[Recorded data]
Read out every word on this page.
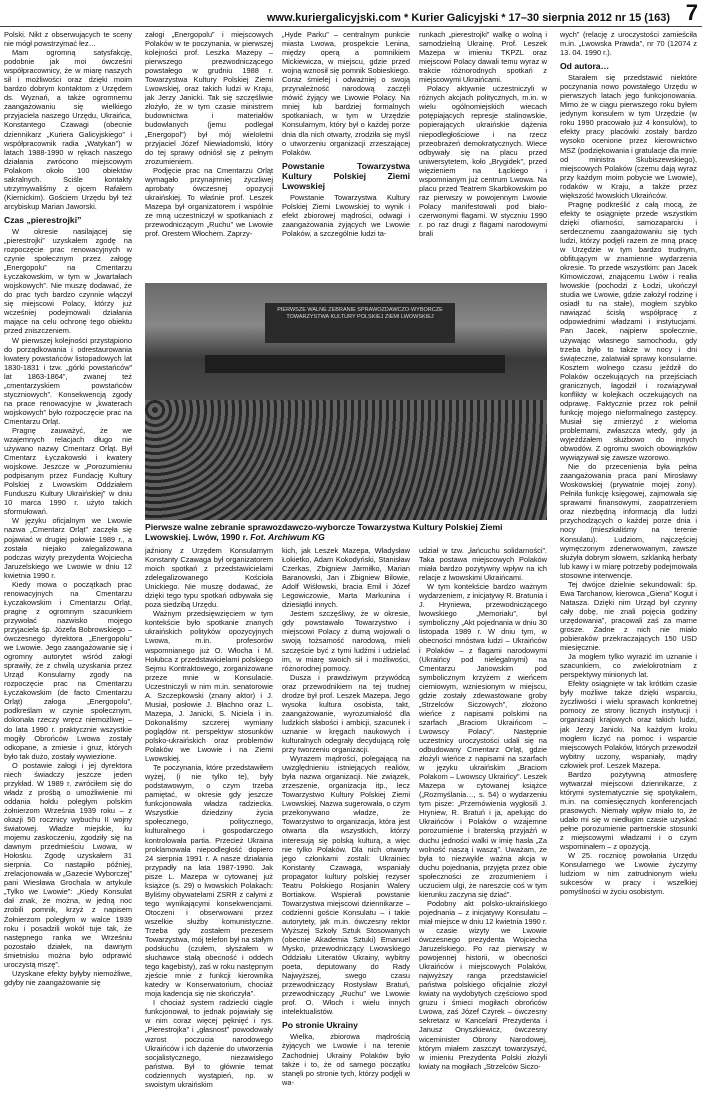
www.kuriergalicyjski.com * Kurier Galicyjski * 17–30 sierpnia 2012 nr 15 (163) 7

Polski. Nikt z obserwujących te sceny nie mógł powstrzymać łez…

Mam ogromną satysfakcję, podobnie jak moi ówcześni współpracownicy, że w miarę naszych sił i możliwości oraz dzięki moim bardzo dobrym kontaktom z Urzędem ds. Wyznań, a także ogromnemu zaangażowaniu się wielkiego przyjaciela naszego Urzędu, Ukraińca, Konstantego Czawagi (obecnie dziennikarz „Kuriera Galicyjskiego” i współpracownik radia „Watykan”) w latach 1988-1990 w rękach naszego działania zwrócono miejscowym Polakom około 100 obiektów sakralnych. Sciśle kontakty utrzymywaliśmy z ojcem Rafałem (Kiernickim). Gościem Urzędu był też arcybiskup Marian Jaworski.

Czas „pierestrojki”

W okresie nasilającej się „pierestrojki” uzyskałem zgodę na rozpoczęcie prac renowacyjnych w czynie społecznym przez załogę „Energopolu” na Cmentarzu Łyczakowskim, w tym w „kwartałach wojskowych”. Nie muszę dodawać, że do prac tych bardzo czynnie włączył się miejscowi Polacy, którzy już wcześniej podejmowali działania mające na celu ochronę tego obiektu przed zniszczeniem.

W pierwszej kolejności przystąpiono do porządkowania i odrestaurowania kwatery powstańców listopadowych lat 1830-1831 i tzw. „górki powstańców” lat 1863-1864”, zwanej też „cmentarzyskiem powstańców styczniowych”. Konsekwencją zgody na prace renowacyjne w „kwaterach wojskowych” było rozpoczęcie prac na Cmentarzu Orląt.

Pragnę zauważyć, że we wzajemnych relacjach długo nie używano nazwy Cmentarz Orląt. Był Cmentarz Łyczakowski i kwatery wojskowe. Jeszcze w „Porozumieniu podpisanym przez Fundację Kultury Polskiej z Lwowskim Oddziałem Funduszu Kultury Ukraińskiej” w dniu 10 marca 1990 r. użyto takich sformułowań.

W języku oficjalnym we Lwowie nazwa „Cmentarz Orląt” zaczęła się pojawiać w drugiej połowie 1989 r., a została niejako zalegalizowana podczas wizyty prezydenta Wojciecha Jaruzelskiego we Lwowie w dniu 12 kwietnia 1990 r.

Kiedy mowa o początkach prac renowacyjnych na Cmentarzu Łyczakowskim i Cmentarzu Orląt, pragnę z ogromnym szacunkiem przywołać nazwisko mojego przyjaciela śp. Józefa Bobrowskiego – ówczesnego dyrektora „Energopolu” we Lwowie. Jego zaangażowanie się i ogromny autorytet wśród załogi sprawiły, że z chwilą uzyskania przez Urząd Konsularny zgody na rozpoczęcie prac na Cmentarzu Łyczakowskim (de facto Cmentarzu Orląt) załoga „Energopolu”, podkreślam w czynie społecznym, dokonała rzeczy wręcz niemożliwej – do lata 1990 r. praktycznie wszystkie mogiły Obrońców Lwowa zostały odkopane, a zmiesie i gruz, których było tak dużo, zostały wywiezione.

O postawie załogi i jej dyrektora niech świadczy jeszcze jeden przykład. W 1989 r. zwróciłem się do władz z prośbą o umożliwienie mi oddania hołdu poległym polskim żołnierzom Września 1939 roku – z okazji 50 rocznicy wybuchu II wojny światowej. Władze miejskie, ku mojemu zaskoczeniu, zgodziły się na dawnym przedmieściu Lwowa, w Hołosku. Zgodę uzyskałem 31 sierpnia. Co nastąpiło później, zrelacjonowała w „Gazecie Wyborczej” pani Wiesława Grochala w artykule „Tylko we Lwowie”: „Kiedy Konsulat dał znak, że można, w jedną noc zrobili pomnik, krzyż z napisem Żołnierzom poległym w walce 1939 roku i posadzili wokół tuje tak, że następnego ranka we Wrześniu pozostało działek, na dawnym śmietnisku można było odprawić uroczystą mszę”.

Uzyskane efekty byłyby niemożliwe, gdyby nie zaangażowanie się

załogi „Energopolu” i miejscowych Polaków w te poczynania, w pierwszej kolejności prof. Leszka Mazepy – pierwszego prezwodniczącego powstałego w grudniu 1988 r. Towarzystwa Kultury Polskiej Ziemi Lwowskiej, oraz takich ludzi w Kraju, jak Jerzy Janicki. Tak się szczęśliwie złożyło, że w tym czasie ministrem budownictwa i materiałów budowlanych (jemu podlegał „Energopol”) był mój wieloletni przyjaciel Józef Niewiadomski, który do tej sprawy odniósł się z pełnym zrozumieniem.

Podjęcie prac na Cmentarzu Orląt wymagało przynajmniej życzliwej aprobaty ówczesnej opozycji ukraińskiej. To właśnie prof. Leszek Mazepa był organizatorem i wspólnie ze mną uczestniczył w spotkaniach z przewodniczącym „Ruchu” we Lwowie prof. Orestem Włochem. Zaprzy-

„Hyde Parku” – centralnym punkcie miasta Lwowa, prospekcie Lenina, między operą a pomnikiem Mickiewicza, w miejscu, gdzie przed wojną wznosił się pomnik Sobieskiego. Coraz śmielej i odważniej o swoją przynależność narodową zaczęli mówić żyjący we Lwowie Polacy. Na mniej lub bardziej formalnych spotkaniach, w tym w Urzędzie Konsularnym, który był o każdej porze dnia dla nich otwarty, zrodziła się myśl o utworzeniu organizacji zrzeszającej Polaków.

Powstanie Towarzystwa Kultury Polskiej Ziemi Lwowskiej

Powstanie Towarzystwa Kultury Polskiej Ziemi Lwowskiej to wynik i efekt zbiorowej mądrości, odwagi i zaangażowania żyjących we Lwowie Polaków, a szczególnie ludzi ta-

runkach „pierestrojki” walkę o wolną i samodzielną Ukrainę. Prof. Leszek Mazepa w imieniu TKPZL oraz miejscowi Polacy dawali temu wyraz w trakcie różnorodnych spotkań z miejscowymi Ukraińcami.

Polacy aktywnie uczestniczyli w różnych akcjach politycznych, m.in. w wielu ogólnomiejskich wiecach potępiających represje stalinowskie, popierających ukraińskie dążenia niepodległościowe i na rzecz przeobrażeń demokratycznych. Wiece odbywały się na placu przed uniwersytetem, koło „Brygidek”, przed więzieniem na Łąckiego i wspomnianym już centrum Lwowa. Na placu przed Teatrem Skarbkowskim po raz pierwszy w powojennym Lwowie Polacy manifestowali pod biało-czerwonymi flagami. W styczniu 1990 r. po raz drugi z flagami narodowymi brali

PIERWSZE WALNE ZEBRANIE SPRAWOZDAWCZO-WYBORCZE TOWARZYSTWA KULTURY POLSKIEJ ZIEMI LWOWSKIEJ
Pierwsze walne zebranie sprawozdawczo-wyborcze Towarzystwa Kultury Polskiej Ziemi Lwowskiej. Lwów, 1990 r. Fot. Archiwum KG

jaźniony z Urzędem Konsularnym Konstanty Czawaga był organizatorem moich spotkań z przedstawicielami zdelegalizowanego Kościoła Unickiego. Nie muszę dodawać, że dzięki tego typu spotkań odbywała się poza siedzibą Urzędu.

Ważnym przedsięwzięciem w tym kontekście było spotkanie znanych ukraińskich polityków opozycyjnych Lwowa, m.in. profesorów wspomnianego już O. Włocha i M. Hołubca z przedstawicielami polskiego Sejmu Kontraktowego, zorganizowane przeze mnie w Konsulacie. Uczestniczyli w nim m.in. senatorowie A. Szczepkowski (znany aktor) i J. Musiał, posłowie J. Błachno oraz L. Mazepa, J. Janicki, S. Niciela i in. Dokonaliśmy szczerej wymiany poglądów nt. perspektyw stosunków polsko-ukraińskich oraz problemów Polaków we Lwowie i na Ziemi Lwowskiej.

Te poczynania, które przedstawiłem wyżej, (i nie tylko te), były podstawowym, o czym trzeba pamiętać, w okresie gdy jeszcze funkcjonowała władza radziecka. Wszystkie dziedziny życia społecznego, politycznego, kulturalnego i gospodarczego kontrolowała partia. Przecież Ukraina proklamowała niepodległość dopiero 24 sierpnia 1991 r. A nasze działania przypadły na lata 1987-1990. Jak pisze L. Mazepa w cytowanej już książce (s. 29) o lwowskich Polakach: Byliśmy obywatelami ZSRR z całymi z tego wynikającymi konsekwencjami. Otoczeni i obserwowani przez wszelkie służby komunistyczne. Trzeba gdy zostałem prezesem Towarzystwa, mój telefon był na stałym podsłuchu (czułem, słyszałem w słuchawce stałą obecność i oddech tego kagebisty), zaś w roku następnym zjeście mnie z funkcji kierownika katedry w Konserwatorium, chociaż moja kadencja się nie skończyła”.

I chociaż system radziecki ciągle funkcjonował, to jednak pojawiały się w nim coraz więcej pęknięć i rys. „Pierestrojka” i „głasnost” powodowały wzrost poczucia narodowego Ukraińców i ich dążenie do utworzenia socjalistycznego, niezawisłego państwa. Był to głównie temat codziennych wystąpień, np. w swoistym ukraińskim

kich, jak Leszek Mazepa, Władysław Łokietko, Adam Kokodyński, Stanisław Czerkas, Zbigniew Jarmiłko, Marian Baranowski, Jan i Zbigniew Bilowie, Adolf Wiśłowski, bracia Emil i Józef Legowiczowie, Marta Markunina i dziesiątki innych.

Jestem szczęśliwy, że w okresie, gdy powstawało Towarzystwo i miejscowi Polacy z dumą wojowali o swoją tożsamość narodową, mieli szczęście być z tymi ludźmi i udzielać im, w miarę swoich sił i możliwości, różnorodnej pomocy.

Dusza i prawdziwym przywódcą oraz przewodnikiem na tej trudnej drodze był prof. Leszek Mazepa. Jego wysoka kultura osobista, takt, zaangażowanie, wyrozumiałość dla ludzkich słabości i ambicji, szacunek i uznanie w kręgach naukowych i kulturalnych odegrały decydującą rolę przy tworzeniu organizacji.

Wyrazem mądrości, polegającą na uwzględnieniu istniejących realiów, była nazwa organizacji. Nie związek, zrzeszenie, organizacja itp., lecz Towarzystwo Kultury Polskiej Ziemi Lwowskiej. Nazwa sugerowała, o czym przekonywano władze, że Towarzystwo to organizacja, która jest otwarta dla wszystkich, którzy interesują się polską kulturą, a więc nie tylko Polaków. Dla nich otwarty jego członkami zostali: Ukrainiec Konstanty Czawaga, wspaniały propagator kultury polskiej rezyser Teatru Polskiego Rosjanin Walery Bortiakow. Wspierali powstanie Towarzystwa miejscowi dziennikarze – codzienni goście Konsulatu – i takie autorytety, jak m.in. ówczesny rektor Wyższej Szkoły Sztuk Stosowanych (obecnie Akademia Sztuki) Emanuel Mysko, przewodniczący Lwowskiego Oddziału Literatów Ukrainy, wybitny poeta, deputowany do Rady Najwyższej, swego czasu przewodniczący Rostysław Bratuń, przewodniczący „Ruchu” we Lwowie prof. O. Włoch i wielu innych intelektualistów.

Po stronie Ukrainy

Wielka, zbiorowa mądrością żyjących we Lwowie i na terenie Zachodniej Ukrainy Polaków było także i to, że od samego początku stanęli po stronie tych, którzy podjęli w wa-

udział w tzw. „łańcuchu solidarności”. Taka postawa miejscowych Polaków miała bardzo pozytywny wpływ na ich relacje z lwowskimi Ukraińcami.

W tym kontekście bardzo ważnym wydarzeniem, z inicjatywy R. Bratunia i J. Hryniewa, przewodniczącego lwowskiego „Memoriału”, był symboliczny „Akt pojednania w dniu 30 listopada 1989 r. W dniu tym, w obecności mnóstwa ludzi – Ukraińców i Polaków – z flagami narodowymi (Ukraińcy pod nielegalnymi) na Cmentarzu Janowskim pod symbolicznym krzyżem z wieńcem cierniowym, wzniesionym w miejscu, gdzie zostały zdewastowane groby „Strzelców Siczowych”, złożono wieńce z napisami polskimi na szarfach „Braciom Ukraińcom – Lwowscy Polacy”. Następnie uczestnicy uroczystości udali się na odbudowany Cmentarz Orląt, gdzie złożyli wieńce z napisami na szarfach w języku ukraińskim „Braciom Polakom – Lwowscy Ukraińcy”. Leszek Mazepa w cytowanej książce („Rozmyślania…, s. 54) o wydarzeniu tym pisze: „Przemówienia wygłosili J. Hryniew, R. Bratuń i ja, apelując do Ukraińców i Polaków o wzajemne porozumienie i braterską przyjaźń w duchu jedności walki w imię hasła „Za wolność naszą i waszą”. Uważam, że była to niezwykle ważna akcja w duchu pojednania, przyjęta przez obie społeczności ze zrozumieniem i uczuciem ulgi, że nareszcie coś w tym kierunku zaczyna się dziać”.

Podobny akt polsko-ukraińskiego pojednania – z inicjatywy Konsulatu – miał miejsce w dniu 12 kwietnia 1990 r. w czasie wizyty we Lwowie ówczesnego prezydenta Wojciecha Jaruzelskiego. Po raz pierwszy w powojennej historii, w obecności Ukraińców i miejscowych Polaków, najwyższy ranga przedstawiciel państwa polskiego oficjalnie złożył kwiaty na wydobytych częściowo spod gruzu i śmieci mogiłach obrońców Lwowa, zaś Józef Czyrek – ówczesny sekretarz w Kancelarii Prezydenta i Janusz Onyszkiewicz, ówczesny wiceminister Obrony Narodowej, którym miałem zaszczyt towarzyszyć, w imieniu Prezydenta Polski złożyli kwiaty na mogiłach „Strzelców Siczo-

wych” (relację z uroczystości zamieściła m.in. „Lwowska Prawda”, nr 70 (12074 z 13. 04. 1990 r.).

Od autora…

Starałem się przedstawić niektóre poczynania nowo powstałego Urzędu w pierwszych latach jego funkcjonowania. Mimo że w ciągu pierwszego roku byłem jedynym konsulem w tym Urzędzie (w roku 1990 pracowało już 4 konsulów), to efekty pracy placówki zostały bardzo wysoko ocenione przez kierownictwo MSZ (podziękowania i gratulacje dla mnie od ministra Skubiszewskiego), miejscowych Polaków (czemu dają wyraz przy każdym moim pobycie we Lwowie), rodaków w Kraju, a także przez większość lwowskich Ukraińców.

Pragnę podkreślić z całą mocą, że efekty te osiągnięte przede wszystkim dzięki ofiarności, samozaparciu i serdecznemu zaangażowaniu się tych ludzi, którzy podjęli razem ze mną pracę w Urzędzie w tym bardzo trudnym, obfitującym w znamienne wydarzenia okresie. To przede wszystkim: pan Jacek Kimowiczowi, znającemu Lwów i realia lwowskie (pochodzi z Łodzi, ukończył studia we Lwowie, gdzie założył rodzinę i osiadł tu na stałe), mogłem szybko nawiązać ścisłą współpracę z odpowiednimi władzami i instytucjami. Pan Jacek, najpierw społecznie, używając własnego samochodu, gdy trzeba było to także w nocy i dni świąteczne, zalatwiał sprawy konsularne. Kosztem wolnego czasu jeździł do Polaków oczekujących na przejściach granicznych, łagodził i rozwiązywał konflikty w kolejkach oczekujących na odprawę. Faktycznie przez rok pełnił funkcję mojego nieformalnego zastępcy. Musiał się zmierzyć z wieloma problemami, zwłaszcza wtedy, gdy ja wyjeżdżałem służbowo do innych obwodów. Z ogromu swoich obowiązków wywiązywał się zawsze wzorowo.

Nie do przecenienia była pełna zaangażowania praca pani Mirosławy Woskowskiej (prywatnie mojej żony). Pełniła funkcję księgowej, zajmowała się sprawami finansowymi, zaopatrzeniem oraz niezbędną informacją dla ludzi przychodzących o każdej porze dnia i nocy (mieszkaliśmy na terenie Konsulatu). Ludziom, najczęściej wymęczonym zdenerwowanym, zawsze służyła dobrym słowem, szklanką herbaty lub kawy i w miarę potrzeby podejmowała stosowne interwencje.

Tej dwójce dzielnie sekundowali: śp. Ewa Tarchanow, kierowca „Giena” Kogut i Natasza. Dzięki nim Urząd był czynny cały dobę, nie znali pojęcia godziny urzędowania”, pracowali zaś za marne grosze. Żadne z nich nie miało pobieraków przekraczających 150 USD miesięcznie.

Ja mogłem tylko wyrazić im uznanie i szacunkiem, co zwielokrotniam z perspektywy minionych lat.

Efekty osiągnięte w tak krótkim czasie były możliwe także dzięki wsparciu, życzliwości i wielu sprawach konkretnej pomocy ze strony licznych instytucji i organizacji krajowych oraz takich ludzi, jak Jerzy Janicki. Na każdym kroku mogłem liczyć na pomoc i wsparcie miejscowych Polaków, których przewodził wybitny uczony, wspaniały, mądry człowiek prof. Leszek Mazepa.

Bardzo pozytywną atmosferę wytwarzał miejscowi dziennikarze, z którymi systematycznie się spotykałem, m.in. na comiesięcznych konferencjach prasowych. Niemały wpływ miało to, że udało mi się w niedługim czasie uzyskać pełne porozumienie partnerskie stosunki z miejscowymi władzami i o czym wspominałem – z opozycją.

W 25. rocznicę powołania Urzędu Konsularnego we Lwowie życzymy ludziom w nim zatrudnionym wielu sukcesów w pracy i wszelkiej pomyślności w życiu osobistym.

TASK REQUIREMENTS
Which lines contain the word "moim"? Copy each of them.

COMPLETE ANSWER
Mam ogromną satysfakcję, podobnie jak moi ówcześni współpracownicy, że w miarę naszych sił i możliwości oraz dzięki moim bardzo dobrym kontaktom z Urzędem ds. Wyznań, a także ogromnemu zaangażowaniu się wielkiego przyjaciela naszego Urzędu, Ukraińca, Konstantego Czawagi (obecnie dziennikarz „Kuriera Galicyjskiego” i współpracownik radia „Watykan”) w latach 1988-1990 w rękach naszego działania zwrócono miejscowym Polakom około 100 obiektów sakralnych. Sciśle kontakty utrzymywaliśmy z ojcem Rafałem (Kiernickim). Gościem Urzędu był też arcybiskup Marian Jaworski.
Starałem się przedstawić niektóre poczynania nowo powstałego Urzędu w pierwszych latach jego funkcjonowania. Mimo że w ciągu pierwszego roku byłem jedynym konsulem w tym Urzędzie (w roku 1990 pracowało już 4 konsulów), to efekty pracy placówki zostały bardzo wysoko ocenione przez kierownictwo MSZ (podziękowania i gratulacje dla mnie od ministra Skubiszewskiego), miejscowych Polaków (czemu dają wyraz przy każdym moim pobycie we Lwowie), rodaków w Kraju, a także przez większość lwowskich Ukraińców.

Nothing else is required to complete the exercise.